* TASK STATEMENT
Beneath this task is a listing; retype all of it exactly.

*** TASK DATA

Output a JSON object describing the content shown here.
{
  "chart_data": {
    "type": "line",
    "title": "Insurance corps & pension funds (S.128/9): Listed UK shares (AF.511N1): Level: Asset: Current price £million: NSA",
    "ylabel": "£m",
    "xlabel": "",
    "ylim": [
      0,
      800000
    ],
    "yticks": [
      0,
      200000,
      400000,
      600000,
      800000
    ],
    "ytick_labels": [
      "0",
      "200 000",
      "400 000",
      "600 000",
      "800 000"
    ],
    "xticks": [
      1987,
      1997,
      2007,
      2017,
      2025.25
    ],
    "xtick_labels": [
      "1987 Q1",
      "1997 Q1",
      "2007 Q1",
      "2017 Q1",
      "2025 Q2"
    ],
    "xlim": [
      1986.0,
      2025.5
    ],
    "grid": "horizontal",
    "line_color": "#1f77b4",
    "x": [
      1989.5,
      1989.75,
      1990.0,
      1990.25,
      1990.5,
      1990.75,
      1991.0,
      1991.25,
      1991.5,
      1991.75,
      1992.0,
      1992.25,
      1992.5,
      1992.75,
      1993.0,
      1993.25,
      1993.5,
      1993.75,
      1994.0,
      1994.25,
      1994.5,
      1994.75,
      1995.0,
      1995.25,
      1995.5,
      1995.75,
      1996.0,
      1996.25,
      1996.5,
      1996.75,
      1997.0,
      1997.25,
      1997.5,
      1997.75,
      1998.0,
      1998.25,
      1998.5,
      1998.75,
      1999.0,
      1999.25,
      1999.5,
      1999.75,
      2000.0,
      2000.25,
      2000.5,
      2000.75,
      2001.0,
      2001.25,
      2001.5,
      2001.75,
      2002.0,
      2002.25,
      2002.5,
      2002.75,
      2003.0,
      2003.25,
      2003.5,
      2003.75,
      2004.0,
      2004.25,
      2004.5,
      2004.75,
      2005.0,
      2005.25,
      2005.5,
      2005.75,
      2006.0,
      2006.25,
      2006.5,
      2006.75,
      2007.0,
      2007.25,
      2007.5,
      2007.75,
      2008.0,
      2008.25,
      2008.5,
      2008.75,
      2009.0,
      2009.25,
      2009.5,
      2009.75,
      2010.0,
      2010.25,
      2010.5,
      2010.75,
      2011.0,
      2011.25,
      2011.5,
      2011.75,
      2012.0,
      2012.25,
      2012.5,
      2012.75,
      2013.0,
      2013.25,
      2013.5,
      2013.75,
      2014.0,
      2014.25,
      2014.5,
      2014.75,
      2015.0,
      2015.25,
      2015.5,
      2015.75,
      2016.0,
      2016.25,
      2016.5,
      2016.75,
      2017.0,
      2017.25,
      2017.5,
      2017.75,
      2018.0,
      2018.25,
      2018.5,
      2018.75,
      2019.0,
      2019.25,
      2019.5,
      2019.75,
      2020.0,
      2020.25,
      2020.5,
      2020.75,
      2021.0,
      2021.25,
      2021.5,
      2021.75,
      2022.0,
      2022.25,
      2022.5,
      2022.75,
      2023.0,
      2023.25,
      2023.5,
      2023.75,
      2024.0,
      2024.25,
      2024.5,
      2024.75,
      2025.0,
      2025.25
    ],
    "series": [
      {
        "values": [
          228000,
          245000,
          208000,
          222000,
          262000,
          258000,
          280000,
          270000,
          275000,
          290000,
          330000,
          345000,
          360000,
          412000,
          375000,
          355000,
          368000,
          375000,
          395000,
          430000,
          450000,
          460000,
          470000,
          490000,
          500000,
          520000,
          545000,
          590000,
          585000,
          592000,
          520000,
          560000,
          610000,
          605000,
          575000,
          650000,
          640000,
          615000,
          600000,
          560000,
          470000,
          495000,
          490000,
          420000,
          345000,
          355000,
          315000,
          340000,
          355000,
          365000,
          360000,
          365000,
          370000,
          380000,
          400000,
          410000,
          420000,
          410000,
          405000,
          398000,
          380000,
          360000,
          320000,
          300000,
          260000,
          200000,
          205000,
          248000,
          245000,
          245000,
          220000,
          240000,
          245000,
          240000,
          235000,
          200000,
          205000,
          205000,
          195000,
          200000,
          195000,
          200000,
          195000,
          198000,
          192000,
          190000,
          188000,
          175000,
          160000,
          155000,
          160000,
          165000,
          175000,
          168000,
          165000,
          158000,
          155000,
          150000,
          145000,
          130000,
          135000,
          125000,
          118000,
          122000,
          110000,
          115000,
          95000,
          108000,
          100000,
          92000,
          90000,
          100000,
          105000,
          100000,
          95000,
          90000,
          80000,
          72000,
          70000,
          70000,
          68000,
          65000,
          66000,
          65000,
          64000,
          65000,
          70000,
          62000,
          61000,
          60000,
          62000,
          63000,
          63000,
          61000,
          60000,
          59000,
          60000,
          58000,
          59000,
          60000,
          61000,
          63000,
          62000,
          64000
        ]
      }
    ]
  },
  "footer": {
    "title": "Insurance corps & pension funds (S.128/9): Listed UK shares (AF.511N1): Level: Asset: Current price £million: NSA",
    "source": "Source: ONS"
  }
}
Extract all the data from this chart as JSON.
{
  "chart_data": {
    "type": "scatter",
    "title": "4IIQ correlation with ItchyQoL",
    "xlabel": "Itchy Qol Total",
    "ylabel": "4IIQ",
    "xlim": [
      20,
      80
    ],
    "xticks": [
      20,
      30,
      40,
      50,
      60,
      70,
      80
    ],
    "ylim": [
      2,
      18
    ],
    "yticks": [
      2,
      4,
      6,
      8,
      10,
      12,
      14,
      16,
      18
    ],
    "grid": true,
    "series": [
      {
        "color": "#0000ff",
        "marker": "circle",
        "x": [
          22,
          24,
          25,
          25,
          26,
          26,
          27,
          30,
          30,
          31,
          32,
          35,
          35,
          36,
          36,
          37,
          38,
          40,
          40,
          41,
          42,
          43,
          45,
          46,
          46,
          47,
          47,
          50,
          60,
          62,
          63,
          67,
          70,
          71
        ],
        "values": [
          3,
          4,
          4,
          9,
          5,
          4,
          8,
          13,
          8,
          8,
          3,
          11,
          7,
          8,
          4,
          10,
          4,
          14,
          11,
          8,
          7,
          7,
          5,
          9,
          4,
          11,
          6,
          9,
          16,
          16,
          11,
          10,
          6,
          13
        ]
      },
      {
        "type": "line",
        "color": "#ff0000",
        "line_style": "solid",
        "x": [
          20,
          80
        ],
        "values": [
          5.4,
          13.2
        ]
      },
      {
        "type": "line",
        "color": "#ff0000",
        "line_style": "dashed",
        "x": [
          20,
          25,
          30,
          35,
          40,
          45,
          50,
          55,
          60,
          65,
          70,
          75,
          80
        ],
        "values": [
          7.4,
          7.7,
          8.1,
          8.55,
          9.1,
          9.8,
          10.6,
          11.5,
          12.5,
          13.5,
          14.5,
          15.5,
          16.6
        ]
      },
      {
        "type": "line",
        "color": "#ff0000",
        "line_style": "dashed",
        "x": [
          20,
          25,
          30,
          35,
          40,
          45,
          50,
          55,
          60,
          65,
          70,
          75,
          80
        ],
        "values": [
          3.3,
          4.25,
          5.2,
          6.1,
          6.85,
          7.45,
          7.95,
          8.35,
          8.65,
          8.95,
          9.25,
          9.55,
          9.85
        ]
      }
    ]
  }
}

******

* COMPLETE ANSWER
Output a JSON object describing the content shown here.
{
  "chart_data": {
    "type": "line",
    "title": "Insurance corps & pension funds (S.128/9): Listed UK shares (AF.511N1): Level: Asset: Current price £million: NSA",
    "ylabel": "£m",
    "xlabel": "",
    "ylim": [
      0,
      800000
    ],
    "yticks": [
      0,
      200000,
      400000,
      600000,
      800000
    ],
    "ytick_labels": [
      "0",
      "200 000",
      "400 000",
      "600 000",
      "800 000"
    ],
    "xticks": [
      1987,
      1997,
      2007,
      2017,
      2025.25
    ],
    "xtick_labels": [
      "1987 Q1",
      "1997 Q1",
      "2007 Q1",
      "2017 Q1",
      "2025 Q2"
    ],
    "xlim": [
      1986.0,
      2025.5
    ],
    "grid": "horizontal",
    "line_color": "#1f77b4",
    "x": [
      1989.5,
      1989.75,
      1990.0,
      1990.25,
      1990.5,
      1990.75,
      1991.0,
      1991.25,
      1991.5,
      1991.75,
      1992.0,
      1992.25,
      1992.5,
      1992.75,
      1993.0,
      1993.25,
      1993.5,
      1993.75,
      1994.0,
      1994.25,
      1994.5,
      1994.75,
      1995.0,
      1995.25,
      1995.5,
      1995.75,
      1996.0,
      1996.25,
      1996.5,
      1996.75,
      1997.0,
      1997.25,
      1997.5,
      1997.75,
      1998.0,
      1998.25,
      1998.5,
      1998.75,
      1999.0,
      1999.25,
      1999.5,
      1999.75,
      2000.0,
      2000.25,
      2000.5,
      2000.75,
      2001.0,
      2001.25,
      2001.5,
      2001.75,
      2002.0,
      2002.25,
      2002.5,
      2002.75,
      2003.0,
      2003.25,
      2003.5,
      2003.75,
      2004.0,
      2004.25,
      2004.5,
      2004.75,
      2005.0,
      2005.25,
      2005.5,
      2005.75,
      2006.0,
      2006.25,
      2006.5,
      2006.75,
      2007.0,
      2007.25,
      2007.5,
      2007.75,
      2008.0,
      2008.25,
      2008.5,
      2008.75,
      2009.0,
      2009.25,
      2009.5,
      2009.75,
      2010.0,
      2010.25,
      2010.5,
      2010.75,
      2011.0,
      2011.25,
      2011.5,
      2011.75,
      2012.0,
      2012.25,
      2012.5,
      2012.75,
      2013.0,
      2013.25,
      2013.5,
      2013.75,
      2014.0,
      2014.25,
      2014.5,
      2014.75,
      2015.0,
      2015.25,
      2015.5,
      2015.75,
      2016.0,
      2016.25,
      2016.5,
      2016.75,
      2017.0,
      2017.25,
      2017.5,
      2017.75,
      2018.0,
      2018.25,
      2018.5,
      2018.75,
      2019.0,
      2019.25,
      2019.5,
      2019.75,
      2020.0,
      2020.25,
      2020.5,
      2020.75,
      2021.0,
      2021.25,
      2021.5,
      2021.75,
      2022.0,
      2022.25,
      2022.5,
      2022.75,
      2023.0,
      2023.25,
      2023.5,
      2023.75,
      2024.0,
      2024.25,
      2024.5,
      2024.75,
      2025.0,
      2025.25
    ],
    "series": [
      {
        "values": [
          228000,
          245000,
          208000,
          222000,
          262000,
          258000,
          280000,
          270000,
          275000,
          290000,
          330000,
          345000,
          360000,
          412000,
          375000,
          355000,
          368000,
          375000,
          395000,
          430000,
          450000,
          460000,
          470000,
          490000,
          500000,
          520000,
          545000,
          590000,
          585000,
          592000,
          520000,
          560000,
          610000,
          605000,
          575000,
          650000,
          640000,
          615000,
          600000,
          560000,
          470000,
          495000,
          490000,
          420000,
          345000,
          355000,
          315000,
          340000,
          355000,
          365000,
          360000,
          365000,
          370000,
          380000,
          400000,
          410000,
          420000,
          410000,
          405000,
          398000,
          380000,
          360000,
          320000,
          300000,
          260000,
          200000,
          205000,
          248000,
          245000,
          245000,
          220000,
          240000,
          245000,
          240000,
          235000,
          200000,
          205000,
          205000,
          195000,
          200000,
          195000,
          200000,
          195000,
          198000,
          192000,
          190000,
          188000,
          175000,
          160000,
          155000,
          160000,
          165000,
          175000,
          168000,
          165000,
          158000,
          155000,
          150000,
          145000,
          130000,
          135000,
          125000,
          118000,
          122000,
          110000,
          115000,
          95000,
          108000,
          100000,
          92000,
          90000,
          100000,
          105000,
          100000,
          95000,
          90000,
          80000,
          72000,
          70000,
          70000,
          68000,
          65000,
          66000,
          65000,
          64000,
          65000,
          70000,
          62000,
          61000,
          60000,
          62000,
          63000,
          63000,
          61000,
          60000,
          59000,
          60000,
          58000,
          59000,
          60000,
          61000,
          63000,
          62000,
          64000
        ]
      }
    ]
  },
  "footer": {
    "title": "Insurance corps & pension funds (S.128/9): Listed UK shares (AF.511N1): Level: Asset: Current price £million: NSA",
    "source": "Source: ONS"
  }
}
Extract all the data from this chart as JSON.
{
  "chart_data": {
    "type": "scatter",
    "title": "4IIQ correlation with ItchyQoL",
    "xlabel": "Itchy Qol Total",
    "ylabel": "4IIQ",
    "xlim": [
      20,
      80
    ],
    "xticks": [
      20,
      30,
      40,
      50,
      60,
      70,
      80
    ],
    "ylim": [
      2,
      18
    ],
    "yticks": [
      2,
      4,
      6,
      8,
      10,
      12,
      14,
      16,
      18
    ],
    "grid": true,
    "series": [
      {
        "color": "#0000ff",
        "marker": "circle",
        "x": [
          22,
          24,
          25,
          25,
          26,
          26,
          27,
          30,
          30,
          31,
          32,
          35,
          35,
          36,
          36,
          37,
          38,
          40,
          40,
          41,
          42,
          43,
          45,
          46,
          46,
          47,
          47,
          50,
          60,
          62,
          63,
          67,
          70,
          71
        ],
        "values": [
          3,
          4,
          4,
          9,
          5,
          4,
          8,
          13,
          8,
          8,
          3,
          11,
          7,
          8,
          4,
          10,
          4,
          14,
          11,
          8,
          7,
          7,
          5,
          9,
          4,
          11,
          6,
          9,
          16,
          16,
          11,
          10,
          6,
          13
        ]
      },
      {
        "type": "line",
        "color": "#ff0000",
        "line_style": "solid",
        "x": [
          20,
          80
        ],
        "values": [
          5.4,
          13.2
        ]
      },
      {
        "type": "line",
        "color": "#ff0000",
        "line_style": "dashed",
        "x": [
          20,
          25,
          30,
          35,
          40,
          45,
          50,
          55,
          60,
          65,
          70,
          75,
          80
        ],
        "values": [
          7.4,
          7.7,
          8.1,
          8.55,
          9.1,
          9.8,
          10.6,
          11.5,
          12.5,
          13.5,
          14.5,
          15.5,
          16.6
        ]
      },
      {
        "type": "line",
        "color": "#ff0000",
        "line_style": "dashed",
        "x": [
          20,
          25,
          30,
          35,
          40,
          45,
          50,
          55,
          60,
          65,
          70,
          75,
          80
        ],
        "values": [
          3.3,
          4.25,
          5.2,
          6.1,
          6.85,
          7.45,
          7.95,
          8.35,
          8.65,
          8.95,
          9.25,
          9.55,
          9.85
        ]
      }
    ]
  }
}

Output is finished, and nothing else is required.